- **WHAT IS NEEDED**
Pictures do not belong in your copy. Repeat all the other data exactly.

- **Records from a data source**
# # # #

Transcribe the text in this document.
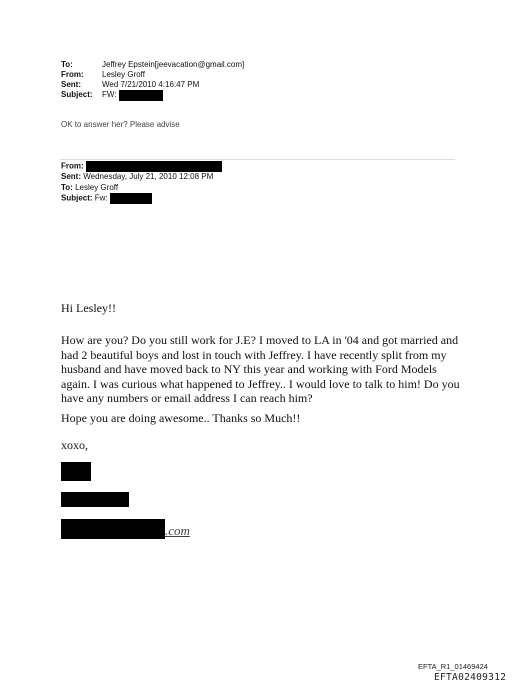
To:	Jeffrey Epstein[jeevacation@gmail.com]
From:	Lesley Groff
Sent:	Wed 7/21/2010 4:16:47 PM
Subject:	FW:

OK to answer her? Please advise
From:
Sent: Wednesday, July 21, 2010 12:08 PM
To: Lesley Groff
Subject: Fw:

Hi Lesley!!

How are you? Do you still work for J.E? I moved to LA in '04 and got married and had 2 beautiful boys and lost in touch with Jeffrey. I have recently split from my husband and have moved back to NY this year and working with Ford Models again. I was curious what happened to Jeffrey.. I would love to talk to him! Do you have any numbers or email address I can reach him?

Hope you are doing awesome.. Thanks so Much!!

xoxo,

.com
EFTA_R1_01469424
EFTA02409312
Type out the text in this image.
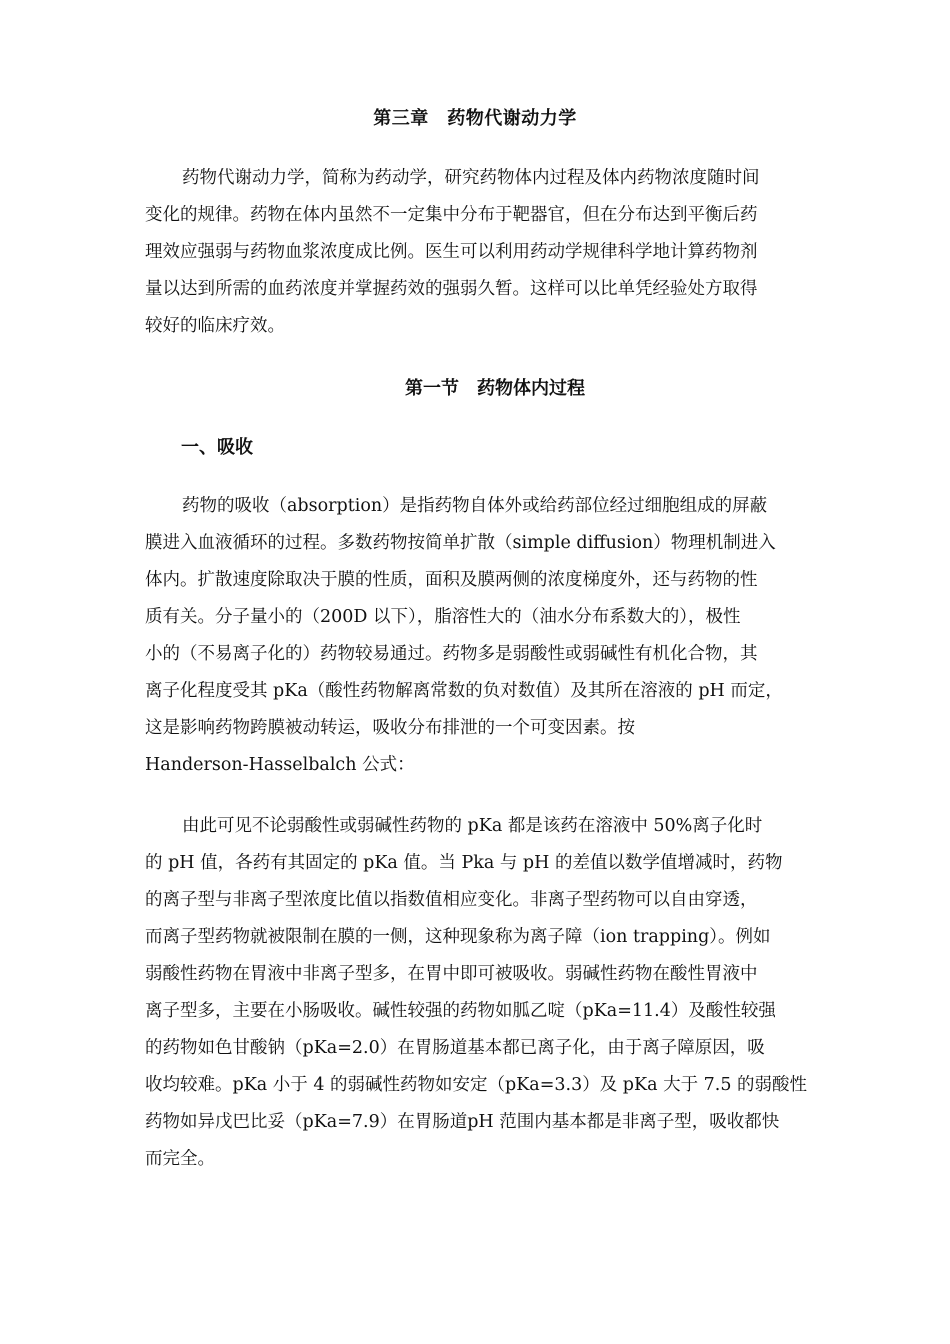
第三章　药物代谢动力学

药物代谢动力学，简称为药动学，研究药物体内过程及体内药物浓度随时间
变化的规律。药物在体内虽然不一定集中分布于靶器官，但在分布达到平衡后药
理效应强弱与药物血浆浓度成比例。医生可以利用药动学规律科学地计算药物剂
量以达到所需的血药浓度并掌握药效的强弱久暂。这样可以比单凭经验处方取得
较好的临床疗效。

第一节　药物体内过程
一、吸收

药物的吸收（absorption）是指药物自体外或给药部位经过细胞组成的屏蔽
膜进入血液循环的过程。多数药物按简单扩散（simple diffusion）物理机制进入
体内。扩散速度除取决于膜的性质，面积及膜两侧的浓度梯度外，还与药物的性
质有关。分子量小的（200D 以下），脂溶性大的（油水分布系数大的），极性
小的（不易离子化的）药物较易通过。药物多是弱酸性或弱碱性有机化合物，其
离子化程度受其 pKa（酸性药物解离常数的负对数值）及其所在溶液的 pH 而定，
这是影响药物跨膜被动转运，吸收分布排泄的一个可变因素。按
Handerson-Hasselbalch 公式：

由此可见不论弱酸性或弱碱性药物的 pKa 都是该药在溶液中 50%离子化时
的 pH 值，各药有其固定的 pKa 值。当 Pka 与 pH 的差值以数学值增减时，药物
的离子型与非离子型浓度比值以指数值相应变化。非离子型药物可以自由穿透，
而离子型药物就被限制在膜的一侧，这种现象称为离子障（ion trapping）。例如
弱酸性药物在胃液中非离子型多，在胃中即可被吸收。弱碱性药物在酸性胃液中
离子型多，主要在小肠吸收。碱性较强的药物如胍乙啶（pKa=11.4）及酸性较强
的药物如色甘酸钠（pKa=2.0）在胃肠道基本都已离子化，由于离子障原因，吸
收均较难。pKa 小于 4 的弱碱性药物如安定（pKa=3.3）及 pKa 大于 7.5 的弱酸性
药物如异戊巴比妥（pKa=7.9）在胃肠道pH 范围内基本都是非离子型，吸收都快
而完全。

# # # #

- **RESPONSE TO THIS EXERCISE**
Transcribe the text in this document.
To:	Jeffrey Epstein[jeevacation@gmail.com]
From:	Lesley Groff
Sent:	Wed 7/21/2010 4:16:47 PM
Subject:	FW:

OK to answer her? Please advise
From:
Sent: Wednesday, July 21, 2010 12:08 PM
To: Lesley Groff
Subject: Fw:

Hi Lesley!!

How are you? Do you still work for J.E? I moved to LA in '04 and got married and had 2 beautiful boys and lost in touch with Jeffrey. I have recently split from my husband and have moved back to NY this year and working with Ford Models again. I was curious what happened to Jeffrey.. I would love to talk to him! Do you have any numbers or email address I can reach him?

Hope you are doing awesome.. Thanks so Much!!

xoxo,

.com
EFTA_R1_01469424
EFTA02409312
Type out the text in this image.
第三章　药物代谢动力学

药物代谢动力学，简称为药动学，研究药物体内过程及体内药物浓度随时间
变化的规律。药物在体内虽然不一定集中分布于靶器官，但在分布达到平衡后药
理效应强弱与药物血浆浓度成比例。医生可以利用药动学规律科学地计算药物剂
量以达到所需的血药浓度并掌握药效的强弱久暂。这样可以比单凭经验处方取得
较好的临床疗效。

第一节　药物体内过程
一、吸收

药物的吸收（absorption）是指药物自体外或给药部位经过细胞组成的屏蔽
膜进入血液循环的过程。多数药物按简单扩散（simple diffusion）物理机制进入
体内。扩散速度除取决于膜的性质，面积及膜两侧的浓度梯度外，还与药物的性
质有关。分子量小的（200D 以下），脂溶性大的（油水分布系数大的），极性
小的（不易离子化的）药物较易通过。药物多是弱酸性或弱碱性有机化合物，其
离子化程度受其 pKa（酸性药物解离常数的负对数值）及其所在溶液的 pH 而定，
这是影响药物跨膜被动转运，吸收分布排泄的一个可变因素。按
Handerson-Hasselbalch 公式：

由此可见不论弱酸性或弱碱性药物的 pKa 都是该药在溶液中 50%离子化时
的 pH 值，各药有其固定的 pKa 值。当 Pka 与 pH 的差值以数学值增减时，药物
的离子型与非离子型浓度比值以指数值相应变化。非离子型药物可以自由穿透，
而离子型药物就被限制在膜的一侧，这种现象称为离子障（ion trapping）。例如
弱酸性药物在胃液中非离子型多，在胃中即可被吸收。弱碱性药物在酸性胃液中
离子型多，主要在小肠吸收。碱性较强的药物如胍乙啶（pKa=11.4）及酸性较强
的药物如色甘酸钠（pKa=2.0）在胃肠道基本都已离子化，由于离子障原因，吸
收均较难。pKa 小于 4 的弱碱性药物如安定（pKa=3.3）及 pKa 大于 7.5 的弱酸性
药物如异戊巴比妥（pKa=7.9）在胃肠道pH 范围内基本都是非离子型，吸收都快
而完全。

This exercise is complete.